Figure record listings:

--- --- ---

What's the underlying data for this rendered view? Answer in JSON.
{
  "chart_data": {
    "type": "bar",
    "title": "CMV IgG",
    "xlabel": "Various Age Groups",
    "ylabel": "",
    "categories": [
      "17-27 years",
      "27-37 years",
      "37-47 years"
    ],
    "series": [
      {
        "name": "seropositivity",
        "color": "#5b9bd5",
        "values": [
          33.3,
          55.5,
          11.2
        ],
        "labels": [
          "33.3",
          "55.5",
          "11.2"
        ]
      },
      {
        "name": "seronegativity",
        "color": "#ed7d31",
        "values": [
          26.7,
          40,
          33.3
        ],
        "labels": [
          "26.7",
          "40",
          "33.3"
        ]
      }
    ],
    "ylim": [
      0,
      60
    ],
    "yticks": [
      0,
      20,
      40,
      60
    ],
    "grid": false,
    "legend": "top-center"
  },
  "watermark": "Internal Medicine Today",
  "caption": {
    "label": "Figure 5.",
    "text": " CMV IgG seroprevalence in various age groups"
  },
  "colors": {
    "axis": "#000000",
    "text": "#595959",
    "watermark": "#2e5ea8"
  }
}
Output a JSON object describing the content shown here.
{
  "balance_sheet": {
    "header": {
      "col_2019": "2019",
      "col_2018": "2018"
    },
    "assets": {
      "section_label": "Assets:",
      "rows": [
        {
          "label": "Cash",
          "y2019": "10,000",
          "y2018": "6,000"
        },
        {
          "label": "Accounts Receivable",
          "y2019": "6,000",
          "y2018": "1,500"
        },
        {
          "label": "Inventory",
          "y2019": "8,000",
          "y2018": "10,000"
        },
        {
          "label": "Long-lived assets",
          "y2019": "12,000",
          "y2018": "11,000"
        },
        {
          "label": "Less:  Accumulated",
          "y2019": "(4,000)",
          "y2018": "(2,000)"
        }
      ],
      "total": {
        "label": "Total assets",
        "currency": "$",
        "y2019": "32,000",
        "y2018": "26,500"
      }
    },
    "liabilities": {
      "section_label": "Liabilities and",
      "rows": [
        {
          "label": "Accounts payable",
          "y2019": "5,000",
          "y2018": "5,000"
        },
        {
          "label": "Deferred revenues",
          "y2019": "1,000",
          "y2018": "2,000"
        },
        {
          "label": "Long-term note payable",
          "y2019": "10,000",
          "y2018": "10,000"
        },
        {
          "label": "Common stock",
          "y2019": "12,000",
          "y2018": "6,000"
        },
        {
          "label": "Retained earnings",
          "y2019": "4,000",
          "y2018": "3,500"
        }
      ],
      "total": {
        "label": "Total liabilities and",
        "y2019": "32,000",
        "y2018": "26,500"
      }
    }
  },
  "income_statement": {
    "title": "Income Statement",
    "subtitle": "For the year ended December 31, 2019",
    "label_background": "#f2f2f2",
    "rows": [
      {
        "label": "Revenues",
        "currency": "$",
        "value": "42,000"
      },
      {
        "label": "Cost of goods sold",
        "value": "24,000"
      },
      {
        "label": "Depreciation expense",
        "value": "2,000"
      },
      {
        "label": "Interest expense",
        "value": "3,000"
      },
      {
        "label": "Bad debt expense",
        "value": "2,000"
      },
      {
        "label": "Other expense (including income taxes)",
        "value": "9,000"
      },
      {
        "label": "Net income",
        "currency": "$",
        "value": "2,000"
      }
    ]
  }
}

--- --- ---

Task instructions | Please repeat the listing exactly, with nothing left out.

Task answer |
What's the underlying data for this rendered view? Answer in JSON.
{
  "chart_data": {
    "type": "bar",
    "title": "CMV IgG",
    "xlabel": "Various Age Groups",
    "ylabel": "",
    "categories": [
      "17-27 years",
      "27-37 years",
      "37-47 years"
    ],
    "series": [
      {
        "name": "seropositivity",
        "color": "#5b9bd5",
        "values": [
          33.3,
          55.5,
          11.2
        ],
        "labels": [
          "33.3",
          "55.5",
          "11.2"
        ]
      },
      {
        "name": "seronegativity",
        "color": "#ed7d31",
        "values": [
          26.7,
          40,
          33.3
        ],
        "labels": [
          "26.7",
          "40",
          "33.3"
        ]
      }
    ],
    "ylim": [
      0,
      60
    ],
    "yticks": [
      0,
      20,
      40,
      60
    ],
    "grid": false,
    "legend": "top-center"
  },
  "watermark": "Internal Medicine Today",
  "caption": {
    "label": "Figure 5.",
    "text": " CMV IgG seroprevalence in various age groups"
  },
  "colors": {
    "axis": "#000000",
    "text": "#595959",
    "watermark": "#2e5ea8"
  }
}
Output a JSON object describing the content shown here.
{
  "balance_sheet": {
    "header": {
      "col_2019": "2019",
      "col_2018": "2018"
    },
    "assets": {
      "section_label": "Assets:",
      "rows": [
        {
          "label": "Cash",
          "y2019": "10,000",
          "y2018": "6,000"
        },
        {
          "label": "Accounts Receivable",
          "y2019": "6,000",
          "y2018": "1,500"
        },
        {
          "label": "Inventory",
          "y2019": "8,000",
          "y2018": "10,000"
        },
        {
          "label": "Long-lived assets",
          "y2019": "12,000",
          "y2018": "11,000"
        },
        {
          "label": "Less:  Accumulated",
          "y2019": "(4,000)",
          "y2018": "(2,000)"
        }
      ],
      "total": {
        "label": "Total assets",
        "currency": "$",
        "y2019": "32,000",
        "y2018": "26,500"
      }
    },
    "liabilities": {
      "section_label": "Liabilities and",
      "rows": [
        {
          "label": "Accounts payable",
          "y2019": "5,000",
          "y2018": "5,000"
        },
        {
          "label": "Deferred revenues",
          "y2019": "1,000",
          "y2018": "2,000"
        },
        {
          "label": "Long-term note payable",
          "y2019": "10,000",
          "y2018": "10,000"
        },
        {
          "label": "Common stock",
          "y2019": "12,000",
          "y2018": "6,000"
        },
        {
          "label": "Retained earnings",
          "y2019": "4,000",
          "y2018": "3,500"
        }
      ],
      "total": {
        "label": "Total liabilities and",
        "y2019": "32,000",
        "y2018": "26,500"
      }
    }
  },
  "income_statement": {
    "title": "Income Statement",
    "subtitle": "For the year ended December 31, 2019",
    "label_background": "#f2f2f2",
    "rows": [
      {
        "label": "Revenues",
        "currency": "$",
        "value": "42,000"
      },
      {
        "label": "Cost of goods sold",
        "value": "24,000"
      },
      {
        "label": "Depreciation expense",
        "value": "2,000"
      },
      {
        "label": "Interest expense",
        "value": "3,000"
      },
      {
        "label": "Bad debt expense",
        "value": "2,000"
      },
      {
        "label": "Other expense (including income taxes)",
        "value": "9,000"
      },
      {
        "label": "Net income",
        "currency": "$",
        "value": "2,000"
      }
    ]
  }
}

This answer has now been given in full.